begin THE RECORDS

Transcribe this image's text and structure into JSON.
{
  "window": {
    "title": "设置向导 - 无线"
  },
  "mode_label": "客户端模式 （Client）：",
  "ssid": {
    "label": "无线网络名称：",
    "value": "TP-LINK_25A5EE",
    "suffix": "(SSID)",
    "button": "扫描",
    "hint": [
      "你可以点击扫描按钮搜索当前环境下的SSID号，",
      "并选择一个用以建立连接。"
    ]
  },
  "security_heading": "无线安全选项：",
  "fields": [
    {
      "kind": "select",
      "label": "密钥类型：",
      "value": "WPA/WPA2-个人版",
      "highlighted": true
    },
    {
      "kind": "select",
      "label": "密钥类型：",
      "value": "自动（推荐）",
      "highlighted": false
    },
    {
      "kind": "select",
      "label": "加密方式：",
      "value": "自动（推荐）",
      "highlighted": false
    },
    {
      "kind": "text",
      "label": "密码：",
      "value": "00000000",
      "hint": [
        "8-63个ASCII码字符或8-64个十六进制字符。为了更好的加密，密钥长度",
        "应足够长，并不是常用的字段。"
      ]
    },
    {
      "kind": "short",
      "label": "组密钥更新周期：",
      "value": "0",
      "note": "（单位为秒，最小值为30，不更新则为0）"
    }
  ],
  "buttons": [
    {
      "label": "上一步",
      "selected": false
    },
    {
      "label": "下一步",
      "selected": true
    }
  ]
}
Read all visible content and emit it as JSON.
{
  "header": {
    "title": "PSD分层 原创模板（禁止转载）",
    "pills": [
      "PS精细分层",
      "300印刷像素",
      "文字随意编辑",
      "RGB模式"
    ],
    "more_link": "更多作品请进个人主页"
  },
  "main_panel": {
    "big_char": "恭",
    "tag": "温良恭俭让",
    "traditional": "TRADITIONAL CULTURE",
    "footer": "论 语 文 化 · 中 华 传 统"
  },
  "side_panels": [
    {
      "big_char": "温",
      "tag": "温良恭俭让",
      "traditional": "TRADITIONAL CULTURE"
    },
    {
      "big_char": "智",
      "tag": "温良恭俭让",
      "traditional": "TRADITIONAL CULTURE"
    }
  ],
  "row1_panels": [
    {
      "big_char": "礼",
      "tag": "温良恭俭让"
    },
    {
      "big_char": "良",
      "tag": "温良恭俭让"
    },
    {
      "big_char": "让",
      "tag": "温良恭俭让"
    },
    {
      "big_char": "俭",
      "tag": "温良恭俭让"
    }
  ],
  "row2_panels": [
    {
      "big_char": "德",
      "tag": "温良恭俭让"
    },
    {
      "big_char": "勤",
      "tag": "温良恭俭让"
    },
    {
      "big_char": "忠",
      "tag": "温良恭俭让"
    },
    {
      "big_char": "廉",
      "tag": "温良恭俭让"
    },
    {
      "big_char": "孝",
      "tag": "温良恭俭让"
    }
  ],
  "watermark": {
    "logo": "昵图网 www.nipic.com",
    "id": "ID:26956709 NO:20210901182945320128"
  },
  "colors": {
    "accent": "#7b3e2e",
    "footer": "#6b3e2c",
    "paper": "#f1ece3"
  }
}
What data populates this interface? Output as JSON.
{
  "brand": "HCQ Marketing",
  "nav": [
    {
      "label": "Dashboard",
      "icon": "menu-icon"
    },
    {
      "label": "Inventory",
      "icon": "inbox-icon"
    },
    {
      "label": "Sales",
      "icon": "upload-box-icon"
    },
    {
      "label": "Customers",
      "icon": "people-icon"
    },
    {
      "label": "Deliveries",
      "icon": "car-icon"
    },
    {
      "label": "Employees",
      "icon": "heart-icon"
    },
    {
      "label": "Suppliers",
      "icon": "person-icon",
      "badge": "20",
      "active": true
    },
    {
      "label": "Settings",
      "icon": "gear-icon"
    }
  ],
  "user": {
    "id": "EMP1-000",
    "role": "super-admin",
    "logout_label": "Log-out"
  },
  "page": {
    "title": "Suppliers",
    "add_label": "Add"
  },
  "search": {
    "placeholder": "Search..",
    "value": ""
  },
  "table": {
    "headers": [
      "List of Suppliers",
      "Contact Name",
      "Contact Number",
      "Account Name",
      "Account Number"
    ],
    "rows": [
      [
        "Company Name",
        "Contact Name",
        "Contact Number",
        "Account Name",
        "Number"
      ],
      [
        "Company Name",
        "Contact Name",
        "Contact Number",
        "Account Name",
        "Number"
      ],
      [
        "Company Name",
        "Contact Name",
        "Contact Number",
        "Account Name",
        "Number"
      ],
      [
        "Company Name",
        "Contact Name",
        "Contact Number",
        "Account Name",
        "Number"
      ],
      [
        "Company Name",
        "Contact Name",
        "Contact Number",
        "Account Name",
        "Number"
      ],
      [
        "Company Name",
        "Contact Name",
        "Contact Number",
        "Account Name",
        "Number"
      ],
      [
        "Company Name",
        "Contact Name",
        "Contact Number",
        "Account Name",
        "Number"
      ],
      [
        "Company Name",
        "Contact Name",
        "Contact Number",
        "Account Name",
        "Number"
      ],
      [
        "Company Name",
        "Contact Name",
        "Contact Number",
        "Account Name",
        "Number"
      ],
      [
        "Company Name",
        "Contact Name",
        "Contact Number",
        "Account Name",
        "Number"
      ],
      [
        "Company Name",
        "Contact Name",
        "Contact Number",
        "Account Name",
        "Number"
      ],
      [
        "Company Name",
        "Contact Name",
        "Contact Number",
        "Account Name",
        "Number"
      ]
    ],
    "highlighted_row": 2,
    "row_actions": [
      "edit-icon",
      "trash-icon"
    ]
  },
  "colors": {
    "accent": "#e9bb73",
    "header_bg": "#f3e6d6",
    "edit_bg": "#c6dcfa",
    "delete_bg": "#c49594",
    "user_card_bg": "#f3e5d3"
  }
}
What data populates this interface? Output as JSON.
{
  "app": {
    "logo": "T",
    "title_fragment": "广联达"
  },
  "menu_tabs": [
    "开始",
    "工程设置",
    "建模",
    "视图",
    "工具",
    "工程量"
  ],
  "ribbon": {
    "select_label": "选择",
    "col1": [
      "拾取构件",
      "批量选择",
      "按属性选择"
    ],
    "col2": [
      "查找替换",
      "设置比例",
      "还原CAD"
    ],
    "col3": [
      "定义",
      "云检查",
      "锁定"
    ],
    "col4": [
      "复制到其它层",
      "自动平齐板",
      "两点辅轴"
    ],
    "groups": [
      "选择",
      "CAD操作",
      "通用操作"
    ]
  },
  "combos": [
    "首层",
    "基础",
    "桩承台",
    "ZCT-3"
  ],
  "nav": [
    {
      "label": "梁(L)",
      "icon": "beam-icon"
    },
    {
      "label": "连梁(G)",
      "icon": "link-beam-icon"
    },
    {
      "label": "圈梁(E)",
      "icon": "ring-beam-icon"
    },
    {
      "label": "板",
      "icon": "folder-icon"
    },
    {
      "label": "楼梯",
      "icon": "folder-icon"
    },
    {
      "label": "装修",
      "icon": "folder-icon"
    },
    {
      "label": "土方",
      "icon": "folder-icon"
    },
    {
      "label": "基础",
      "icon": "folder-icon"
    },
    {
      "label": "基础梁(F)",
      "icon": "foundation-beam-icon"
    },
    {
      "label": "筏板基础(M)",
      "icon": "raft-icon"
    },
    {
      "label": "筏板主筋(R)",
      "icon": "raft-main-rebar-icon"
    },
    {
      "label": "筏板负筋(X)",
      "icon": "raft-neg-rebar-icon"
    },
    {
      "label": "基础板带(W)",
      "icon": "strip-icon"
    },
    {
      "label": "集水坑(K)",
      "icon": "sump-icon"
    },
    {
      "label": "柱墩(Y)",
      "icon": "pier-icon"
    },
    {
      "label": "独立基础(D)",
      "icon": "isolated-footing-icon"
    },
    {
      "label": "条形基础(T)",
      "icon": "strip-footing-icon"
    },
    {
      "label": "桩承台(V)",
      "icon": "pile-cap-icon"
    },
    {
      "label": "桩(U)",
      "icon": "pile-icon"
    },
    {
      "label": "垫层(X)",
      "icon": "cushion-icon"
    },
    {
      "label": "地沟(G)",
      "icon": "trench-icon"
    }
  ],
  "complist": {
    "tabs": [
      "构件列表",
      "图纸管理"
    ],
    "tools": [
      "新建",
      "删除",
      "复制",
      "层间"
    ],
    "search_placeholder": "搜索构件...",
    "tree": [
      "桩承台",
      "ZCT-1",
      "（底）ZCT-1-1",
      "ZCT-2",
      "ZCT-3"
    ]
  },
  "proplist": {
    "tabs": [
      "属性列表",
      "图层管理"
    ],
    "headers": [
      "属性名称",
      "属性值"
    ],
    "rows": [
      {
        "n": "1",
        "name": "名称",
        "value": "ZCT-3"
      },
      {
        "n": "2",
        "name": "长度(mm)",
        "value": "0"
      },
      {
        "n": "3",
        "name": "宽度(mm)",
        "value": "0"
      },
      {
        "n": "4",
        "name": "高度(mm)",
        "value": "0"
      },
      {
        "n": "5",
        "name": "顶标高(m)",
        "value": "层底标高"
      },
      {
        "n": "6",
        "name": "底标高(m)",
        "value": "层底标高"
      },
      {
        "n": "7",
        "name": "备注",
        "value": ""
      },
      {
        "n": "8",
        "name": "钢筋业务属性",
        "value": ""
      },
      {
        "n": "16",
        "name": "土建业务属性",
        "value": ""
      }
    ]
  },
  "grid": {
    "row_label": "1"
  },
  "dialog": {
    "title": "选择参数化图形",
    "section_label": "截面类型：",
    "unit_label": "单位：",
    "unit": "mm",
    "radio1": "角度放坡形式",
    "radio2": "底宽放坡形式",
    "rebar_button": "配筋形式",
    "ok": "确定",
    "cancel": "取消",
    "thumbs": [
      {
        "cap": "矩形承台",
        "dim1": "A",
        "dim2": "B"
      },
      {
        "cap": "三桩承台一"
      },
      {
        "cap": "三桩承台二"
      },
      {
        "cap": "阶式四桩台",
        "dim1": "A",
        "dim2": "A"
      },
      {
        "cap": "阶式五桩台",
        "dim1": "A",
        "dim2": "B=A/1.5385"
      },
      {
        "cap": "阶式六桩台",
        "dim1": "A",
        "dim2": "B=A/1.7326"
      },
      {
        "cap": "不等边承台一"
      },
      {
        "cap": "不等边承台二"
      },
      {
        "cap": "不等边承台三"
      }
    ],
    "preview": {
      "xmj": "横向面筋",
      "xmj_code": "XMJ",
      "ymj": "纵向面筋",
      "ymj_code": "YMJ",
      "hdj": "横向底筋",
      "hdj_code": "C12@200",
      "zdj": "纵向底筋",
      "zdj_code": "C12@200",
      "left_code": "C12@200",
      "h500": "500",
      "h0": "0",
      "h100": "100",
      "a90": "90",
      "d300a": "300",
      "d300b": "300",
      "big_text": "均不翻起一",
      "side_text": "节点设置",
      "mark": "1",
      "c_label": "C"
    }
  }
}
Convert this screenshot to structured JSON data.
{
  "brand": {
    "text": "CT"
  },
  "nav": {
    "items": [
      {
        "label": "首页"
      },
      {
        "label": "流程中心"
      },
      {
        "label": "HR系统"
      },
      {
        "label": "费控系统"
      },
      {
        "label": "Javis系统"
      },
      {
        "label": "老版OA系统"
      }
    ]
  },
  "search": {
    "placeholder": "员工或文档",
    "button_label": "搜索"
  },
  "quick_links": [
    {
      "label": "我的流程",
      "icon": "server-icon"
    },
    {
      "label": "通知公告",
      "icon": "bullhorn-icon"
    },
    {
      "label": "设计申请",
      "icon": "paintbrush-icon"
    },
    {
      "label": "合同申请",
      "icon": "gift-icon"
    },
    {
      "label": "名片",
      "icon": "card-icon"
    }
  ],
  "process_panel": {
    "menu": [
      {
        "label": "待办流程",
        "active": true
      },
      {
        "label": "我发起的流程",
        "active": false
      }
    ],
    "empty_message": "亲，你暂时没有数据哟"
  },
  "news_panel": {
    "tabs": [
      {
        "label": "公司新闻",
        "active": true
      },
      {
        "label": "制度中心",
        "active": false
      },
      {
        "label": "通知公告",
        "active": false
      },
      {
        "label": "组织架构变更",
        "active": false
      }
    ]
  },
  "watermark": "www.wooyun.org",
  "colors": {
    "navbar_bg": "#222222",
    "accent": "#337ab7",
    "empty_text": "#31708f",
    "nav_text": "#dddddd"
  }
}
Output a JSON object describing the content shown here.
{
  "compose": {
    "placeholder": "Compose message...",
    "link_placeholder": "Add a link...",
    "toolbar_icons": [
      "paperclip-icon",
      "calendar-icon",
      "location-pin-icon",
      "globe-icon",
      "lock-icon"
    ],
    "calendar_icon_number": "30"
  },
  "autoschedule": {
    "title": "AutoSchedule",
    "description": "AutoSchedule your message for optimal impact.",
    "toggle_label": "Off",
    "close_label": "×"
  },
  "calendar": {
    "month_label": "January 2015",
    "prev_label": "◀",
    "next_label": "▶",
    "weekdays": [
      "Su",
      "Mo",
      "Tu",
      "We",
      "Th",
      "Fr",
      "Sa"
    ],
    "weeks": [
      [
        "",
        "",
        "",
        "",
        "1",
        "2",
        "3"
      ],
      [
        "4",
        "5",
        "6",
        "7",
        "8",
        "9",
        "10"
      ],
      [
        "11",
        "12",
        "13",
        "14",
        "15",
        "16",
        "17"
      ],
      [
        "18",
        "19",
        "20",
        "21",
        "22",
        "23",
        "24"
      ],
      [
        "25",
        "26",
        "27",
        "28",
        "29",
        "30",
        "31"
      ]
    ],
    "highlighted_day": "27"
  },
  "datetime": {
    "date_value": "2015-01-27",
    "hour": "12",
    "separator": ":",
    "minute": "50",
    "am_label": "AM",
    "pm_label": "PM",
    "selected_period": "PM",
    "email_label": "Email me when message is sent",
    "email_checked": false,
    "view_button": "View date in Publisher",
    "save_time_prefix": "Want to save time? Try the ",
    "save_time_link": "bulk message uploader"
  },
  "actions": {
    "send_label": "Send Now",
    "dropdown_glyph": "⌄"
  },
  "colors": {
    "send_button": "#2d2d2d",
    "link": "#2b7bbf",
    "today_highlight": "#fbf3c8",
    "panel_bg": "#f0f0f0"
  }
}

end THE RECORDS

▶ **TASK**:
Only the lines from the one containing "Output a JSON" to the end of the listing belong in the output, each reproduced exactly.

▶ **WORKED ANSWER**:
Output a JSON object describing the content shown here.
{
  "compose": {
    "placeholder": "Compose message...",
    "link_placeholder": "Add a link...",
    "toolbar_icons": [
      "paperclip-icon",
      "calendar-icon",
      "location-pin-icon",
      "globe-icon",
      "lock-icon"
    ],
    "calendar_icon_number": "30"
  },
  "autoschedule": {
    "title": "AutoSchedule",
    "description": "AutoSchedule your message for optimal impact.",
    "toggle_label": "Off",
    "close_label": "×"
  },
  "calendar": {
    "month_label": "January 2015",
    "prev_label": "◀",
    "next_label": "▶",
    "weekdays": [
      "Su",
      "Mo",
      "Tu",
      "We",
      "Th",
      "Fr",
      "Sa"
    ],
    "weeks": [
      [
        "",
        "",
        "",
        "",
        "1",
        "2",
        "3"
      ],
      [
        "4",
        "5",
        "6",
        "7",
        "8",
        "9",
        "10"
      ],
      [
        "11",
        "12",
        "13",
        "14",
        "15",
        "16",
        "17"
      ],
      [
        "18",
        "19",
        "20",
        "21",
        "22",
        "23",
        "24"
      ],
      [
        "25",
        "26",
        "27",
        "28",
        "29",
        "30",
        "31"
      ]
    ],
    "highlighted_day": "27"
  },
  "datetime": {
    "date_value": "2015-01-27",
    "hour": "12",
    "separator": ":",
    "minute": "50",
    "am_label": "AM",
    "pm_label": "PM",
    "selected_period": "PM",
    "email_label": "Email me when message is sent",
    "email_checked": false,
    "view_button": "View date in Publisher",
    "save_time_prefix": "Want to save time? Try the ",
    "save_time_link": "bulk message uploader"
  },
  "actions": {
    "send_label": "Send Now",
    "dropdown_glyph": "⌄"
  },
  "colors": {
    "send_button": "#2d2d2d",
    "link": "#2b7bbf",
    "today_highlight": "#fbf3c8",
    "panel_bg": "#f0f0f0"
  }
}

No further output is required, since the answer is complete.